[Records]
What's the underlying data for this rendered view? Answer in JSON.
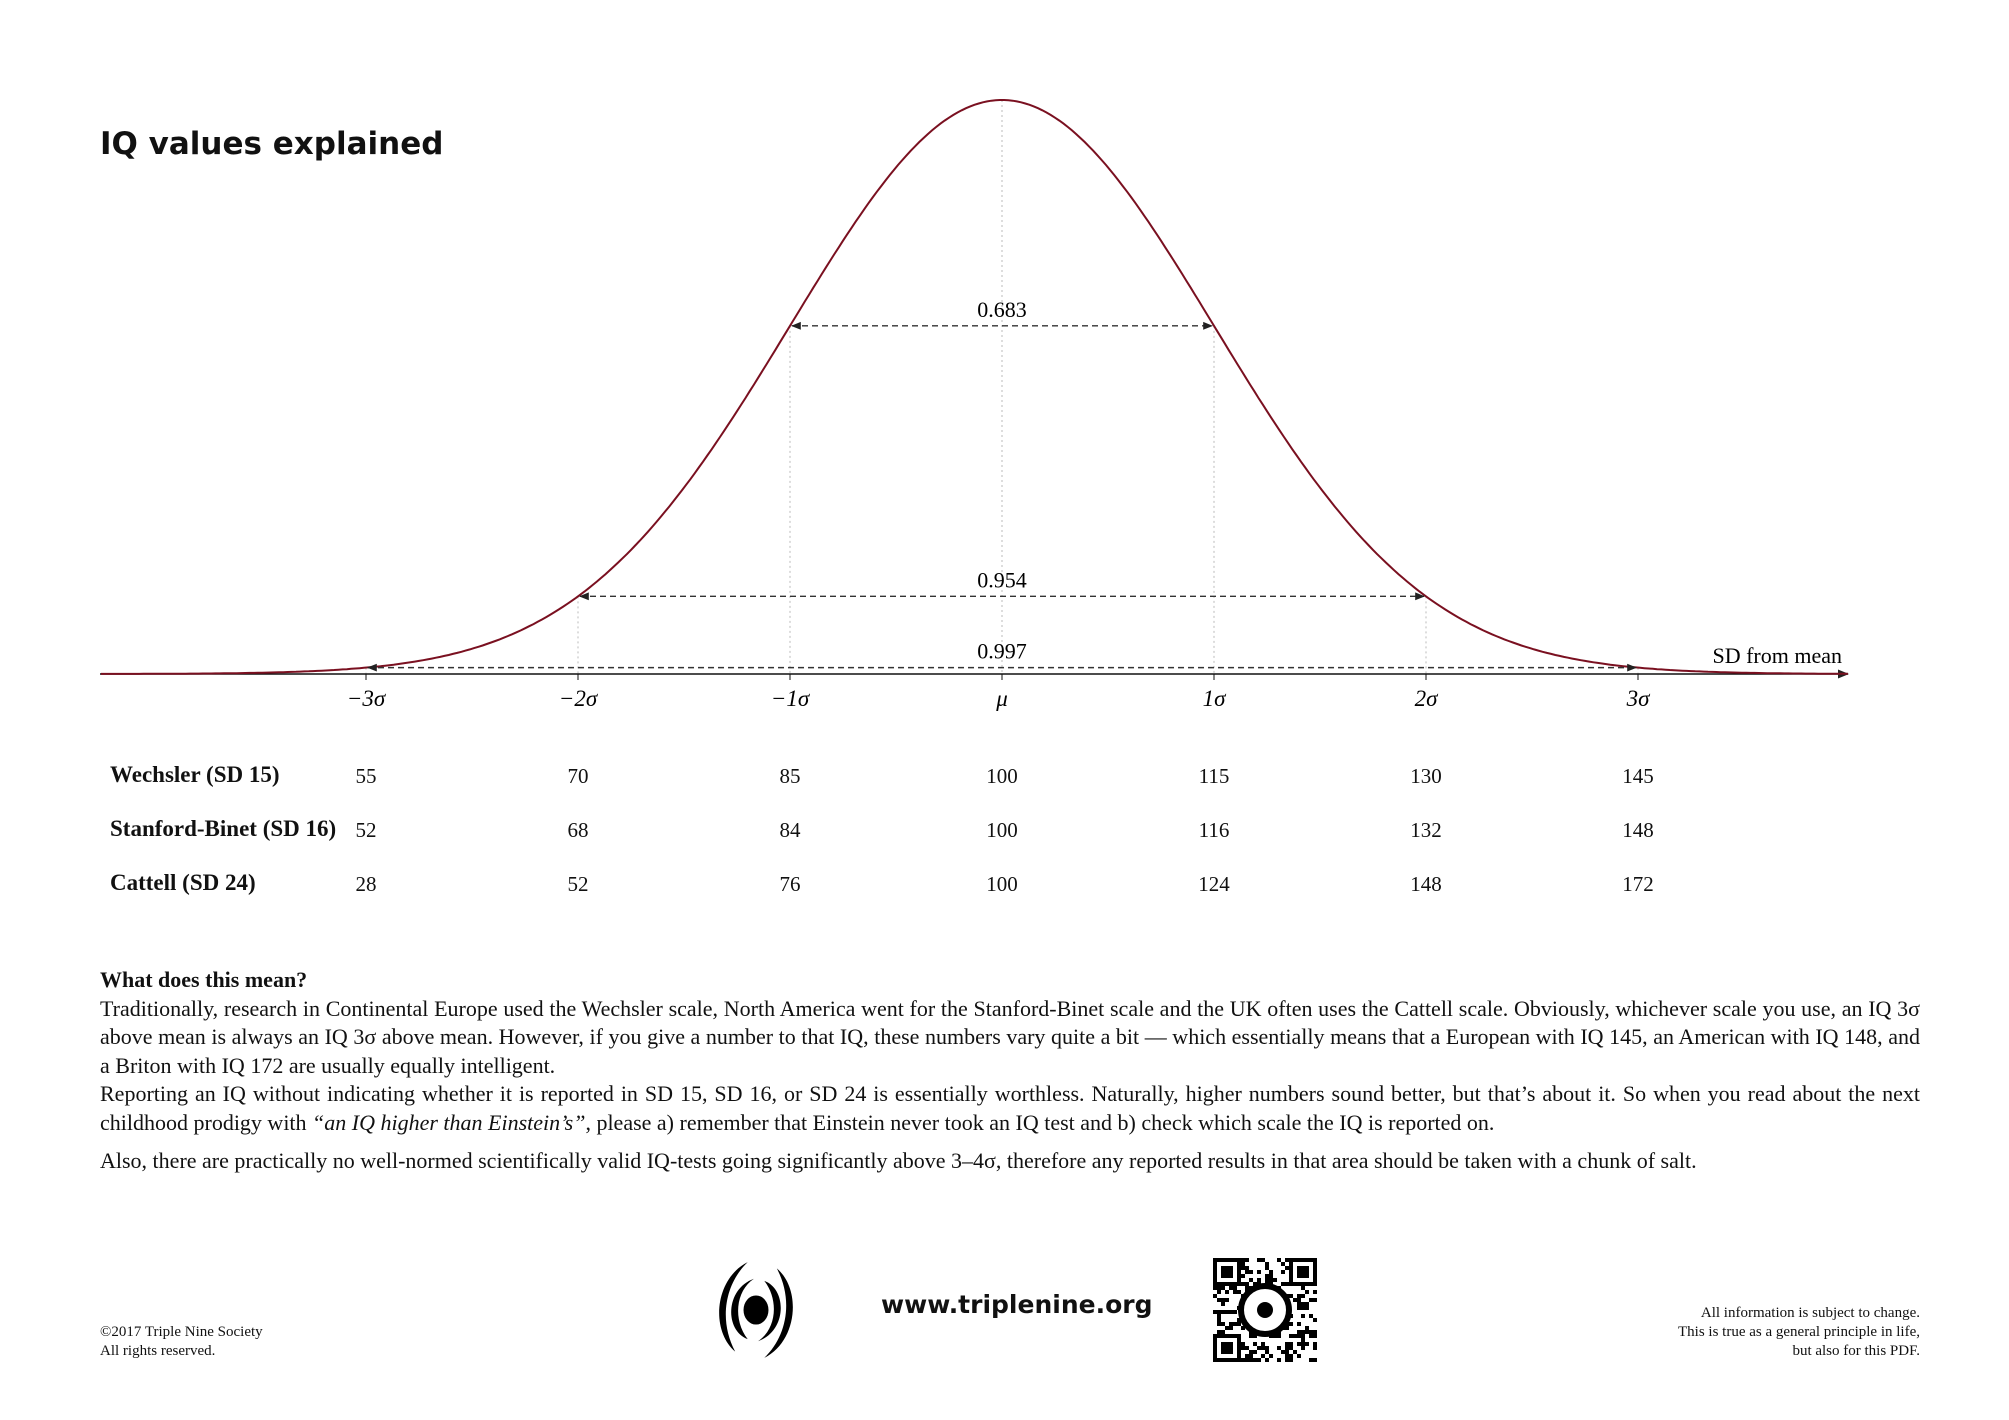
{
  "title": "IQ values explained",
  "chart_data": {
    "type": "line",
    "title": "IQ values explained",
    "xlabel": "SD from mean",
    "ylabel": "",
    "series": "standard normal density",
    "curve_color": "#7a1020",
    "xlim": [
      -4.25,
      4.0
    ],
    "x_ticks": [
      -3,
      -2,
      -1,
      0,
      1,
      2,
      3
    ],
    "x_tick_labels": [
      "−3σ",
      "−2σ",
      "−1σ",
      "μ",
      "1σ",
      "2σ",
      "3σ"
    ],
    "intervals": [
      {
        "from": -1,
        "to": 1,
        "label": "0.683"
      },
      {
        "from": -2,
        "to": 2,
        "label": "0.954"
      },
      {
        "from": -3,
        "to": 3,
        "label": "0.997"
      }
    ],
    "grid": false
  },
  "table": {
    "rows": [
      {
        "label": "Wechsler (SD 15)",
        "values": [
          "55",
          "70",
          "85",
          "100",
          "115",
          "130",
          "145"
        ]
      },
      {
        "label": "Stanford-Binet (SD 16)",
        "values": [
          "52",
          "68",
          "84",
          "100",
          "116",
          "132",
          "148"
        ]
      },
      {
        "label": "Cattell (SD 24)",
        "values": [
          "28",
          "52",
          "76",
          "100",
          "124",
          "148",
          "172"
        ]
      }
    ]
  },
  "text": {
    "heading": "What does this mean?",
    "p1": "Traditionally, research in Continental Europe used the Wechsler scale, North America went for the Stanford-Binet scale and the UK often uses the Cattell scale. Obviously, whichever scale you use, an IQ 3σ above mean is always an IQ 3σ above mean. However, if you give a number to that IQ, these numbers vary quite a bit — which essentially means that a European with IQ 145, an American with IQ 148, and a Briton with IQ 172 are usually equally intelligent.",
    "p2_a": "Reporting an IQ without indicating whether it is reported in SD 15, SD 16, or SD 24 is essentially worthless. Naturally, higher numbers sound better, but that’s about it. So when you read about the next childhood prodigy with ",
    "p2_quote": "“an IQ higher than Einstein’s”",
    "p2_b": ", please a) remember that Einstein never took an IQ test and b) check which scale the IQ is reported on.",
    "p3": "Also, there are practically no well-normed scientifically valid IQ-tests going significantly above 3–4σ, therefore any reported results in that area should be taken with a chunk of salt."
  },
  "footer": {
    "copyright_1": "©2017 Triple Nine Society",
    "copyright_2": "All rights reserved.",
    "url": "www.triplenine.org",
    "logo": "spiral-logo-icon",
    "qr": "qr-code-icon",
    "note_1": "All information is subject to change.",
    "note_2": "This is true as a general principle in life,",
    "note_3": "but also for this PDF."
  }
}
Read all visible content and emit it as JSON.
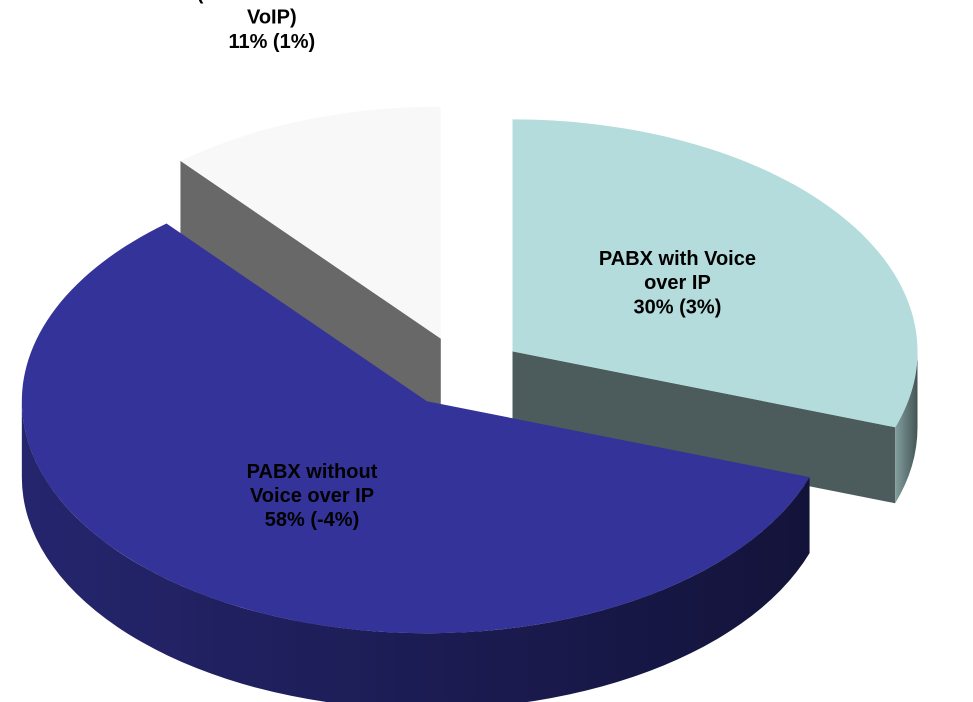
{
  "chart_data": {
    "type": "pie3d",
    "categories": [
      "PABX with Voice over IP",
      "PABX without Voice over IP",
      "PABX Hybrid (traditionell and VoIP)"
    ],
    "values": [
      30,
      58,
      11
    ],
    "value_labels": [
      "30% (3%)",
      "58% (-4%)",
      "11% (1%)"
    ],
    "colors": [
      "#b4dcdc",
      "#333399",
      "#f8f8f8"
    ],
    "label_position": [
      "inside",
      "inside",
      "outside"
    ]
  }
}
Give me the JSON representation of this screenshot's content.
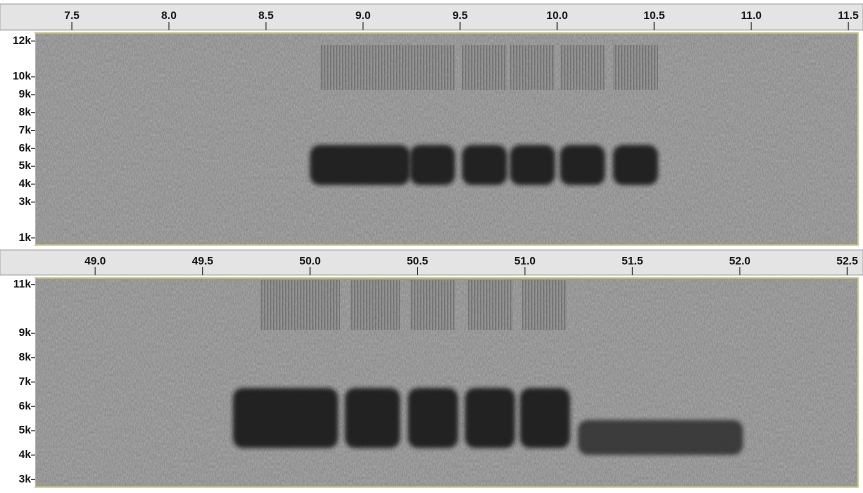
{
  "chart_data": [
    {
      "type": "spectrogram",
      "xlim": [
        7.31,
        11.55
      ],
      "xticks": [
        7.5,
        {
          "value": 8,
          "label": "8.0"
        },
        8.5,
        {
          "value": 9,
          "label": "9.0"
        },
        9.5,
        {
          "value": 10,
          "label": "10.0"
        },
        10.5,
        {
          "value": 11,
          "label": "11.0"
        },
        11.5
      ],
      "ylim": [
        600,
        12450
      ],
      "yticks": [
        {
          "value": 1000,
          "label": "1k"
        },
        {
          "value": 3000,
          "label": "3k"
        },
        {
          "value": 4000,
          "label": "4k"
        },
        {
          "value": 5000,
          "label": "5k"
        },
        {
          "value": 6000,
          "label": "6k"
        },
        {
          "value": 7000,
          "label": "7k"
        },
        {
          "value": 8000,
          "label": "8k"
        },
        {
          "value": 9000,
          "label": "9k"
        },
        {
          "value": 10000,
          "label": "10k"
        },
        {
          "value": 12000,
          "label": "12k"
        }
      ]
    },
    {
      "type": "spectrogram",
      "xlim": [
        48.72,
        52.55
      ],
      "xticks": [
        {
          "value": 49,
          "label": "49.0"
        },
        49.5,
        {
          "value": 50,
          "label": "50.0"
        },
        50.5,
        {
          "value": 51,
          "label": "51.0"
        },
        51.5,
        {
          "value": 52,
          "label": "52.0"
        },
        52.5
      ],
      "ylim": [
        2690,
        11270
      ],
      "yticks": [
        {
          "value": 3000,
          "label": "3k"
        },
        {
          "value": 4000,
          "label": "4k"
        },
        {
          "value": 5000,
          "label": "5k"
        },
        {
          "value": 6000,
          "label": "6k"
        },
        {
          "value": 7000,
          "label": "7k"
        },
        {
          "value": 8000,
          "label": "8k"
        },
        {
          "value": 9000,
          "label": "9k"
        },
        {
          "value": 11000,
          "label": "11k"
        }
      ]
    }
  ]
}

Description of the task: Identify the lines above with the word "What". Copy them.

Output for this exercise:
What's the underlying data for this rendered view? Answer in JSON.
    "heading": "What does this mean?",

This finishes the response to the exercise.